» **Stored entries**
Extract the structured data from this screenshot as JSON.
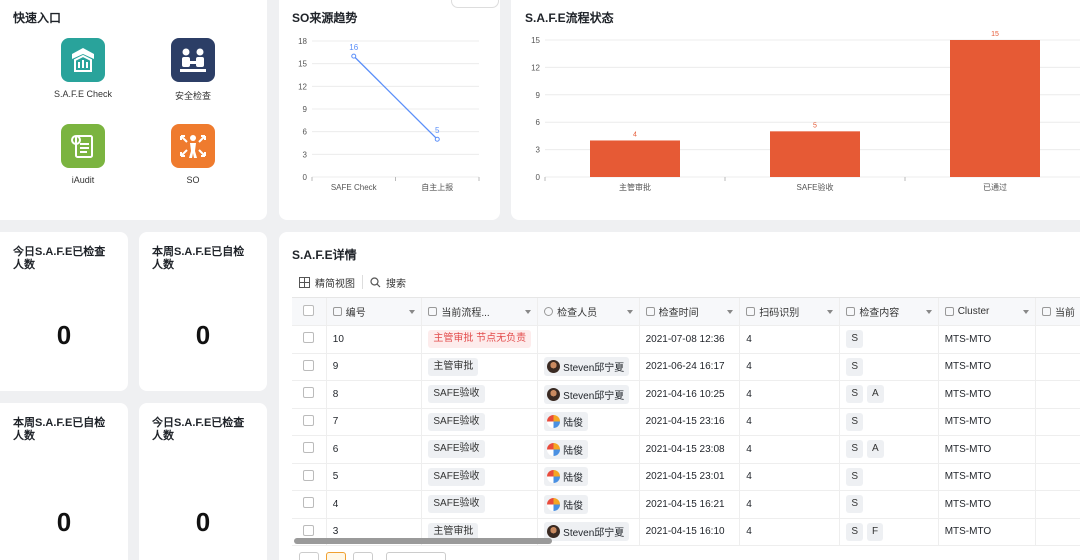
{
  "quick_access": {
    "title": "快速入口",
    "items": [
      {
        "label": "S.A.F.E Check",
        "icon": "safe-check-icon",
        "color": "#29a39b"
      },
      {
        "label": "安全检查",
        "icon": "safety-inspection-icon",
        "color": "#2c3e66"
      },
      {
        "label": "iAudit",
        "icon": "clipboard-audit-icon",
        "color": "#7bb440"
      },
      {
        "label": "SO",
        "icon": "person-arrows-icon",
        "color": "#ef7b2e"
      }
    ]
  },
  "stats": [
    {
      "title": "今日S.A.F.E已检查人数",
      "value": "0"
    },
    {
      "title": "本周S.A.F.E已自检人数",
      "value": "0"
    },
    {
      "title": "本周S.A.F.E已自检人数",
      "value": "0"
    },
    {
      "title": "今日S.A.F.E已检查人数",
      "value": "0"
    }
  ],
  "charts": {
    "colors": {
      "line": "#5b8ff9",
      "bar": "#e65a35"
    },
    "so_trend": {
      "title": "SO来源趋势",
      "chart_data": {
        "type": "line",
        "categories": [
          "SAFE Check",
          "自主上报"
        ],
        "values": [
          16,
          5
        ],
        "yticks": [
          "0",
          "3",
          "6",
          "9",
          "12",
          "15",
          "18"
        ],
        "ylim": [
          0,
          18
        ]
      }
    },
    "safe_flow": {
      "title": "S.A.F.E流程状态",
      "chart_data": {
        "type": "bar",
        "categories": [
          "主管审批",
          "SAFE验收",
          "已通过"
        ],
        "values": [
          4,
          5,
          15
        ],
        "yticks": [
          "0",
          "3",
          "6",
          "9",
          "12",
          "15"
        ],
        "ylim": [
          0,
          15
        ]
      }
    }
  },
  "details": {
    "title": "S.A.F.E详情",
    "toolbar": {
      "view_label": "精简视图",
      "search_label": "搜索"
    },
    "columns": [
      "编号",
      "当前流程...",
      "检查人员",
      "检查时间",
      "扫码识别",
      "检查内容",
      "Cluster",
      "当前"
    ],
    "rows": [
      {
        "id": "10",
        "status": "主管审批",
        "status_note": "节点无负责",
        "status_red": true,
        "inspector": "",
        "avatar": "",
        "time": "2021-07-08 12:36",
        "scan": "4",
        "content": [
          "S"
        ],
        "cluster": "MTS-MTO"
      },
      {
        "id": "9",
        "status": "主管审批",
        "status_note": "",
        "status_red": false,
        "inspector": "Steven邱宁夏",
        "avatar": "steven",
        "time": "2021-06-24 16:17",
        "scan": "4",
        "content": [
          "S"
        ],
        "cluster": "MTS-MTO"
      },
      {
        "id": "8",
        "status": "SAFE验收",
        "status_note": "",
        "status_red": false,
        "inspector": "Steven邱宁夏",
        "avatar": "steven",
        "time": "2021-04-16 10:25",
        "scan": "4",
        "content": [
          "S",
          "A"
        ],
        "cluster": "MTS-MTO"
      },
      {
        "id": "7",
        "status": "SAFE验收",
        "status_note": "",
        "status_red": false,
        "inspector": "陆俊",
        "avatar": "lu",
        "time": "2021-04-15 23:16",
        "scan": "4",
        "content": [
          "S"
        ],
        "cluster": "MTS-MTO"
      },
      {
        "id": "6",
        "status": "SAFE验收",
        "status_note": "",
        "status_red": false,
        "inspector": "陆俊",
        "avatar": "lu",
        "time": "2021-04-15 23:08",
        "scan": "4",
        "content": [
          "S",
          "A"
        ],
        "cluster": "MTS-MTO"
      },
      {
        "id": "5",
        "status": "SAFE验收",
        "status_note": "",
        "status_red": false,
        "inspector": "陆俊",
        "avatar": "lu",
        "time": "2021-04-15 23:01",
        "scan": "4",
        "content": [
          "S"
        ],
        "cluster": "MTS-MTO"
      },
      {
        "id": "4",
        "status": "SAFE验收",
        "status_note": "",
        "status_red": false,
        "inspector": "陆俊",
        "avatar": "lu",
        "time": "2021-04-15 16:21",
        "scan": "4",
        "content": [
          "S"
        ],
        "cluster": "MTS-MTO"
      },
      {
        "id": "3",
        "status": "主管审批",
        "status_note": "",
        "status_red": false,
        "inspector": "Steven邱宁夏",
        "avatar": "steven",
        "time": "2021-04-15 16:10",
        "scan": "4",
        "content": [
          "S",
          "F"
        ],
        "cluster": "MTS-MTO"
      }
    ]
  }
}
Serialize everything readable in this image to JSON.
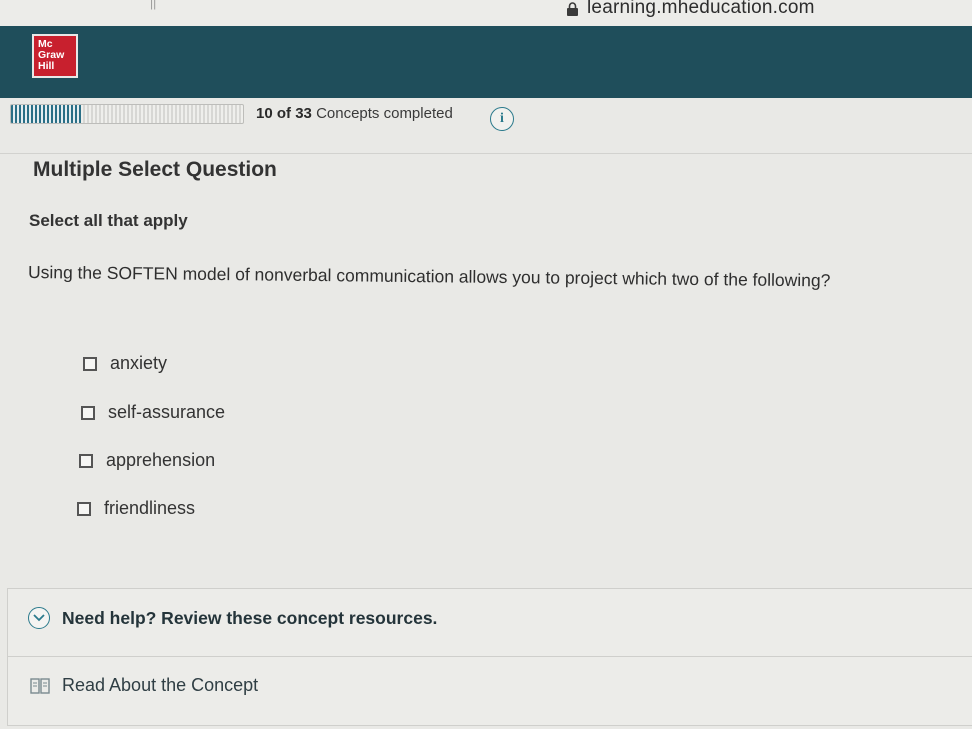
{
  "browser": {
    "url": "learning.mheducation.com",
    "tab_glyph": "||"
  },
  "header": {
    "logo_lines": [
      "Mc",
      "Graw",
      "Hill"
    ],
    "background_color": "#1f4e5b",
    "logo_color": "#c8202e"
  },
  "progress": {
    "completed": "10",
    "total": "33",
    "of_label": "of",
    "suffix": "Concepts completed",
    "fraction": 0.303,
    "info_icon_glyph": "i"
  },
  "question": {
    "type_label": "Multiple Select Question",
    "instruction": "Select all that apply",
    "prompt": "Using the SOFTEN model of nonverbal communication allows you to project which two of the following?",
    "options": [
      {
        "label": "anxiety",
        "checked": false
      },
      {
        "label": "self-assurance",
        "checked": false
      },
      {
        "label": "apprehension",
        "checked": false
      },
      {
        "label": "friendliness",
        "checked": false
      }
    ]
  },
  "help": {
    "toggle_label": "Need help? Review these concept resources.",
    "resource_label": "Read About the Concept",
    "accent_color": "#2b7a8c"
  }
}
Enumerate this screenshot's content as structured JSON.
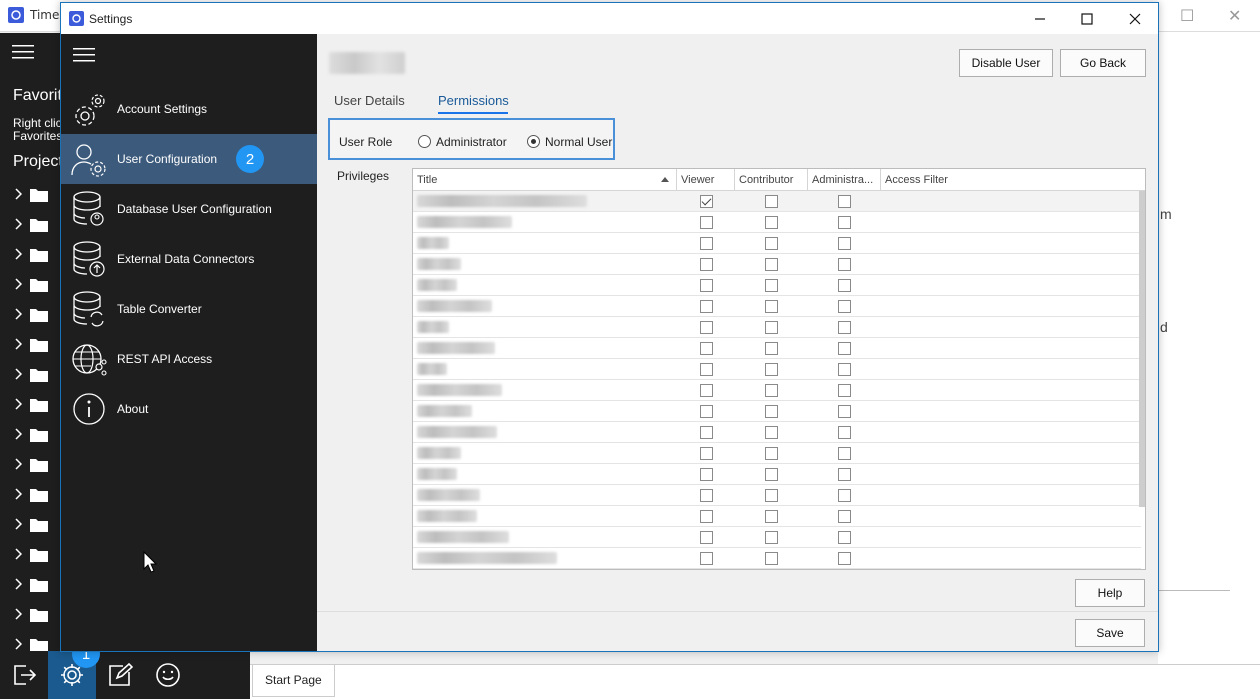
{
  "background_app": {
    "title": "TimeX",
    "icon": "app-logo-icon",
    "sidebar": {
      "favorites_heading": "Favorites",
      "favorites_hint_line1": "Right click",
      "favorites_hint_line2": "Favorites",
      "projects_heading": "Projects",
      "folder_count": 16
    },
    "content_fragments": [
      "m",
      "d"
    ],
    "start_tab": "Start Page",
    "bottom_badge": "1"
  },
  "window": {
    "title": "Settings",
    "icon": "settings-app-icon",
    "controls": [
      "minimize-icon",
      "maximize-icon",
      "close-icon"
    ]
  },
  "nav": {
    "items": [
      {
        "label": "Account Settings",
        "icon": "gear-settings-icon"
      },
      {
        "label": "User Configuration",
        "icon": "user-gear-icon",
        "active": true,
        "badge": "2"
      },
      {
        "label": "Database User Configuration",
        "icon": "database-user-icon"
      },
      {
        "label": "External Data Connectors",
        "icon": "database-upload-icon"
      },
      {
        "label": "Table Converter",
        "icon": "database-refresh-icon"
      },
      {
        "label": "REST API Access",
        "icon": "globe-network-icon"
      },
      {
        "label": "About",
        "icon": "info-icon"
      }
    ]
  },
  "header": {
    "disable_user_label": "Disable User",
    "go_back_label": "Go Back"
  },
  "tabs": [
    {
      "label": "User Details",
      "active": false
    },
    {
      "label": "Permissions",
      "active": true
    }
  ],
  "user_role": {
    "label": "User Role",
    "options": [
      {
        "label": "Administrator",
        "selected": false
      },
      {
        "label": "Normal User",
        "selected": true
      }
    ]
  },
  "privileges": {
    "label": "Privileges",
    "columns": [
      "Title",
      "Viewer",
      "Contributor",
      "Administra...",
      "Access Filter"
    ],
    "rows": [
      {
        "viewer": true,
        "contributor": false,
        "administrator": false
      },
      {
        "viewer": false,
        "contributor": false,
        "administrator": false
      },
      {
        "viewer": false,
        "contributor": false,
        "administrator": false
      },
      {
        "viewer": false,
        "contributor": false,
        "administrator": false
      },
      {
        "viewer": false,
        "contributor": false,
        "administrator": false
      },
      {
        "viewer": false,
        "contributor": false,
        "administrator": false
      },
      {
        "viewer": false,
        "contributor": false,
        "administrator": false
      },
      {
        "viewer": false,
        "contributor": false,
        "administrator": false
      },
      {
        "viewer": false,
        "contributor": false,
        "administrator": false
      },
      {
        "viewer": false,
        "contributor": false,
        "administrator": false
      },
      {
        "viewer": false,
        "contributor": false,
        "administrator": false
      },
      {
        "viewer": false,
        "contributor": false,
        "administrator": false
      },
      {
        "viewer": false,
        "contributor": false,
        "administrator": false
      },
      {
        "viewer": false,
        "contributor": false,
        "administrator": false
      },
      {
        "viewer": false,
        "contributor": false,
        "administrator": false
      },
      {
        "viewer": false,
        "contributor": false,
        "administrator": false
      },
      {
        "viewer": false,
        "contributor": false,
        "administrator": false
      },
      {
        "viewer": false,
        "contributor": false,
        "administrator": false
      }
    ]
  },
  "footer": {
    "help_label": "Help",
    "save_label": "Save"
  },
  "colors": {
    "nav_bg": "#1e1e1e",
    "nav_active": "#3c5a7c",
    "accent": "#1a73e8",
    "badge": "#2196f3"
  }
}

» **WORK TO COMPLETE**
In the listing, find all lines with the string "screenshot" and copy them.

» **EXERCISE OUTPUT**
Extract the structured data from this screenshot as JSON.
Enumerate this screenshot's content as structured JSON.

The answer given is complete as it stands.